_Written problem:_ In the entries below, find the lines that contain the word "Teachers" and copy them.

━━━ Provided data ━━━

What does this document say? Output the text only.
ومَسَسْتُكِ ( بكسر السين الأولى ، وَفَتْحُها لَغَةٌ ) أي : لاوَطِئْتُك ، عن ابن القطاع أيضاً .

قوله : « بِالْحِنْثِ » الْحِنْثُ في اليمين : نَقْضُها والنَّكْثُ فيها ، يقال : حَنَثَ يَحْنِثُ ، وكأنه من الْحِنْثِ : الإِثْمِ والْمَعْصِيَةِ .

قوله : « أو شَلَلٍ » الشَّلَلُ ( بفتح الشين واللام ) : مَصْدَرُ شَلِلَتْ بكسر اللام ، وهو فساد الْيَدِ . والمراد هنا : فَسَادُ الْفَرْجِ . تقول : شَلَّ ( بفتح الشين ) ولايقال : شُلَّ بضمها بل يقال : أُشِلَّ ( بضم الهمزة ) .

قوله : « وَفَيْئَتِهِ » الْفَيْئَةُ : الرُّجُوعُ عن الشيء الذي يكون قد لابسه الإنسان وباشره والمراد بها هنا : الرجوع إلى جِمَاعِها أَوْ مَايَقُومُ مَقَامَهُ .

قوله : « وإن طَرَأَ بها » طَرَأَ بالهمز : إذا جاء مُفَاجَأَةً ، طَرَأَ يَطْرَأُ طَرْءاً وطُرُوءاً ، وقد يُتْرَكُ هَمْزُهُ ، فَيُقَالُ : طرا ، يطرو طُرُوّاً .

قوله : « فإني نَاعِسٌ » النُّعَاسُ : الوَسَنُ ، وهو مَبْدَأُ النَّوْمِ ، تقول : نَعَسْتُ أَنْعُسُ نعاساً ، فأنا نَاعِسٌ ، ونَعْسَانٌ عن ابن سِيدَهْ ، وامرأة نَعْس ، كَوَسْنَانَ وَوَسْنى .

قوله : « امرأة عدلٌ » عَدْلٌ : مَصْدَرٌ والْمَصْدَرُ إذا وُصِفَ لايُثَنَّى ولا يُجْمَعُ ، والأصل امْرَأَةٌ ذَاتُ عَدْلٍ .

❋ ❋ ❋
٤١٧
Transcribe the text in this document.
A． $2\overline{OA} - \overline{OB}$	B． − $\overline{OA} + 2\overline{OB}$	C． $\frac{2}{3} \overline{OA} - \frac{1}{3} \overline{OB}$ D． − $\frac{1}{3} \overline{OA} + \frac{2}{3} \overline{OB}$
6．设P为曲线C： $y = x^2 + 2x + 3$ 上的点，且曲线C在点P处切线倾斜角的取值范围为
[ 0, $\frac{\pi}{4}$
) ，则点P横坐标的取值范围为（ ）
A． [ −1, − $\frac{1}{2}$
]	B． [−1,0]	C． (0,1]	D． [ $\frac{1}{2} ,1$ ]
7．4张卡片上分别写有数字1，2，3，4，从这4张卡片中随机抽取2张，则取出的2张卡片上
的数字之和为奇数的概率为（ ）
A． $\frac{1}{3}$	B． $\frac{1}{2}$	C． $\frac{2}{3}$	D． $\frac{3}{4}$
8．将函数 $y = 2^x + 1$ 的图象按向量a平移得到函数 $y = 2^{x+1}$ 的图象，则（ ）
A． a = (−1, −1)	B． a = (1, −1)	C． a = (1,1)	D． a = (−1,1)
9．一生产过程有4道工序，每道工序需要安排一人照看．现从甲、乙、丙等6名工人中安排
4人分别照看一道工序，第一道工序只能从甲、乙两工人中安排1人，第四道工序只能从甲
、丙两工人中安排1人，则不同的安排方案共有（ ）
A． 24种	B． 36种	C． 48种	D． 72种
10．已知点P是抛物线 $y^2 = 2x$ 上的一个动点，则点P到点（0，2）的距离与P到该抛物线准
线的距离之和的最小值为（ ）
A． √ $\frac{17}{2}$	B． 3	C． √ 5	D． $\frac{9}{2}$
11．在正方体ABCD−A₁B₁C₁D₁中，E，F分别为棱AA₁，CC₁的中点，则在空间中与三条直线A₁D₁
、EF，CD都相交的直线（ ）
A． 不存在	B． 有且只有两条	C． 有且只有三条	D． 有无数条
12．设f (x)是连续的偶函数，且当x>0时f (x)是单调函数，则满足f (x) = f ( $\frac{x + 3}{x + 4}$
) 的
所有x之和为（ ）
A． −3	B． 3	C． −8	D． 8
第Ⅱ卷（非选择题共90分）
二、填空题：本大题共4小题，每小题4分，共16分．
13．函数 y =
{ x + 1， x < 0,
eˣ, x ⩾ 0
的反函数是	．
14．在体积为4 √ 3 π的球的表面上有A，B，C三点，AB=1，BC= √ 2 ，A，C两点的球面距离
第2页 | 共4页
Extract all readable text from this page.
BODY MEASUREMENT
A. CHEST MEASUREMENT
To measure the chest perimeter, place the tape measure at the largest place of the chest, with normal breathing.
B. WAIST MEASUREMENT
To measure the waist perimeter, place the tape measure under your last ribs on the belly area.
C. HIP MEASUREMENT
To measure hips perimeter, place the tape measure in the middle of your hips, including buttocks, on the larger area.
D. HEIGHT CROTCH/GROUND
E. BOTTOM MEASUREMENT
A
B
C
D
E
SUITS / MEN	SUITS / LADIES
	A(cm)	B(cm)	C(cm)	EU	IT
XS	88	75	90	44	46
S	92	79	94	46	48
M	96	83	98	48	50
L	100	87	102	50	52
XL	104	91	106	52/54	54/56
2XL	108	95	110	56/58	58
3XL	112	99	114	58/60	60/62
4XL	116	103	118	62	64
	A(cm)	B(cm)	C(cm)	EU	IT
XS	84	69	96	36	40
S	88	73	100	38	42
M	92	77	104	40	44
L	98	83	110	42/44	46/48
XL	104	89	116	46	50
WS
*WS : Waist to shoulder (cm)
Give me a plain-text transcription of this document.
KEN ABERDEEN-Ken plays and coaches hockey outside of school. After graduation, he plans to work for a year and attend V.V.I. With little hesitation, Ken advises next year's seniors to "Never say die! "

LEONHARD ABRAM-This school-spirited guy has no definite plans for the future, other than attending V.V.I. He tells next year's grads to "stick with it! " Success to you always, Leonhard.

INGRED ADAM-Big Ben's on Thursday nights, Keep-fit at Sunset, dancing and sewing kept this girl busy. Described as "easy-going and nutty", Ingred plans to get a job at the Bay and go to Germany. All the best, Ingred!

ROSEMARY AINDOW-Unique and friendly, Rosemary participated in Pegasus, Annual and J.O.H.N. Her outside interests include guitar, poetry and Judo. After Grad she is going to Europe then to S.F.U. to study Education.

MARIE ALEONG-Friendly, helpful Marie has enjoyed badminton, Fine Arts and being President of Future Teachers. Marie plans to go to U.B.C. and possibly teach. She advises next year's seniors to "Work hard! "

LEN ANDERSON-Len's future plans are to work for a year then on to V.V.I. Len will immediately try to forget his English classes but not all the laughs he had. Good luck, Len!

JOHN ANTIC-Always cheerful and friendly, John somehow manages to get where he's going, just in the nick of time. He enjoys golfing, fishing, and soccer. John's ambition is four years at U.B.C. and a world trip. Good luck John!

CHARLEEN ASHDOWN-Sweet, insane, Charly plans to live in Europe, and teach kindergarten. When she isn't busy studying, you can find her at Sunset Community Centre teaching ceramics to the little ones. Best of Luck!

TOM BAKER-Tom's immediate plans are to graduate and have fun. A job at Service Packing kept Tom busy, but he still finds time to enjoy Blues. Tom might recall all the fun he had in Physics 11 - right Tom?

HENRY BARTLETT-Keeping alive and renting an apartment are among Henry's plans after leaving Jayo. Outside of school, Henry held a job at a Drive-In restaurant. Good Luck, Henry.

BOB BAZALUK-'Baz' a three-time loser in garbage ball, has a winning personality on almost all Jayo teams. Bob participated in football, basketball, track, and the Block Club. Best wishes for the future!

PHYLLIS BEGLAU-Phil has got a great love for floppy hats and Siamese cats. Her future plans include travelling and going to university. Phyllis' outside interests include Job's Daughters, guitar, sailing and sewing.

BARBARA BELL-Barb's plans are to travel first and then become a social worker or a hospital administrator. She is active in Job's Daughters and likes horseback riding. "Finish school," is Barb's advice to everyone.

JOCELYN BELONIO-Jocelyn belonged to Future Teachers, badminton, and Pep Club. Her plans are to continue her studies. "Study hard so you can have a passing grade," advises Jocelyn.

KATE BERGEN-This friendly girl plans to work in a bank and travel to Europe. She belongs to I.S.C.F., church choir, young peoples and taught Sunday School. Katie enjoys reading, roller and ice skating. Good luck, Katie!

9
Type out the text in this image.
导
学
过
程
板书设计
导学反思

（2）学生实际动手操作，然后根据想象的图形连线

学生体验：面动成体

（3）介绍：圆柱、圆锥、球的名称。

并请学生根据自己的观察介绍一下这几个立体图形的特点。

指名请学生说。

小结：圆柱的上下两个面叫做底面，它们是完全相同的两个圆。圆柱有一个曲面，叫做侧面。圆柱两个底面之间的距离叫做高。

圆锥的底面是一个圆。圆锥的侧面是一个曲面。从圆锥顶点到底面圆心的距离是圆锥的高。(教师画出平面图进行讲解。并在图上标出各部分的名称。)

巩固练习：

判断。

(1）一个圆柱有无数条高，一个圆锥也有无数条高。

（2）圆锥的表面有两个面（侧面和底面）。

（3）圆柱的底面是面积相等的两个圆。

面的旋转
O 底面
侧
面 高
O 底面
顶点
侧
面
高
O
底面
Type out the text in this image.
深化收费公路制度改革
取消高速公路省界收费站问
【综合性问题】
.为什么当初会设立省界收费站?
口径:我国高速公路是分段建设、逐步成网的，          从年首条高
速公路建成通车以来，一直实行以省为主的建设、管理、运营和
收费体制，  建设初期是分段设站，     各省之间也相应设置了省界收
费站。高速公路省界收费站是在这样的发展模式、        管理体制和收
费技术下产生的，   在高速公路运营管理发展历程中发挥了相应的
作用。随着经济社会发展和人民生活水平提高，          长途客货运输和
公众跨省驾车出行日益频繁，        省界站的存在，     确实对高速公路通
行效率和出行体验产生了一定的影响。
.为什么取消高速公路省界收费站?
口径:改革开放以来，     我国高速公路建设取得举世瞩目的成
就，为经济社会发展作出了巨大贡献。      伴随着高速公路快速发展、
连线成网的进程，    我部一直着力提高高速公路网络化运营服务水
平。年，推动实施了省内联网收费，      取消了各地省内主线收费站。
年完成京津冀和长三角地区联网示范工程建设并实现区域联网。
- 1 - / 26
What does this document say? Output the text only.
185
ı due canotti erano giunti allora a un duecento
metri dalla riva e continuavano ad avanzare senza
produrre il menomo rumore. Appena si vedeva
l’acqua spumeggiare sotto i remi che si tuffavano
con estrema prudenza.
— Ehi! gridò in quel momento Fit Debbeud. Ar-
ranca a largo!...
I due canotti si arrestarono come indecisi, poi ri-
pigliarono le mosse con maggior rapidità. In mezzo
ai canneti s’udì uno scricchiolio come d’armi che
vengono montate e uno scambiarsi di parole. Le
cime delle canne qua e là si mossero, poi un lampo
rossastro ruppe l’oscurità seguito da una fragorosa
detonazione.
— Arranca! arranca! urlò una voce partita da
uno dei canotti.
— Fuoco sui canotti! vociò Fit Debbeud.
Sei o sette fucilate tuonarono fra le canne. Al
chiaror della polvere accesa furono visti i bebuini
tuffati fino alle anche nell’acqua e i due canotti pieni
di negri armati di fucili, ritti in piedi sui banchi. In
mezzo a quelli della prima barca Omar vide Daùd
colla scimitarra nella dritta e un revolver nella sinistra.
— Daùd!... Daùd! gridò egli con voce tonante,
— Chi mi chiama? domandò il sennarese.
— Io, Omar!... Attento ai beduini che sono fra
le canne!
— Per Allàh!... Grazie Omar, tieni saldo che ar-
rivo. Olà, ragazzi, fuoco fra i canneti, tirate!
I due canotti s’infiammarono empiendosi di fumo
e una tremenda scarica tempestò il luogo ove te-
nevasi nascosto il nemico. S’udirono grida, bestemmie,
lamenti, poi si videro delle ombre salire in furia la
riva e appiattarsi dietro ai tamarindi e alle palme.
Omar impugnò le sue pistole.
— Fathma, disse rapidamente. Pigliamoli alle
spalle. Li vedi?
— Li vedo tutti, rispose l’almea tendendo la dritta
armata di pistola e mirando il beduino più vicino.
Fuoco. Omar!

━━━

_Exercise solution:_
MARIE ALEONG-Friendly, helpful Marie has enjoyed badminton, Fine Arts and being President of Future Teachers. Marie plans to go to U.B.C. and possibly teach. She advises next year's seniors to "Work hard! "
JOCELYN BELONIO-Jocelyn belonged to Future Teachers, badminton, and Pep Club. Her plans are to continue her studies. "Study hard so you can have a passing grade," advises Jocelyn.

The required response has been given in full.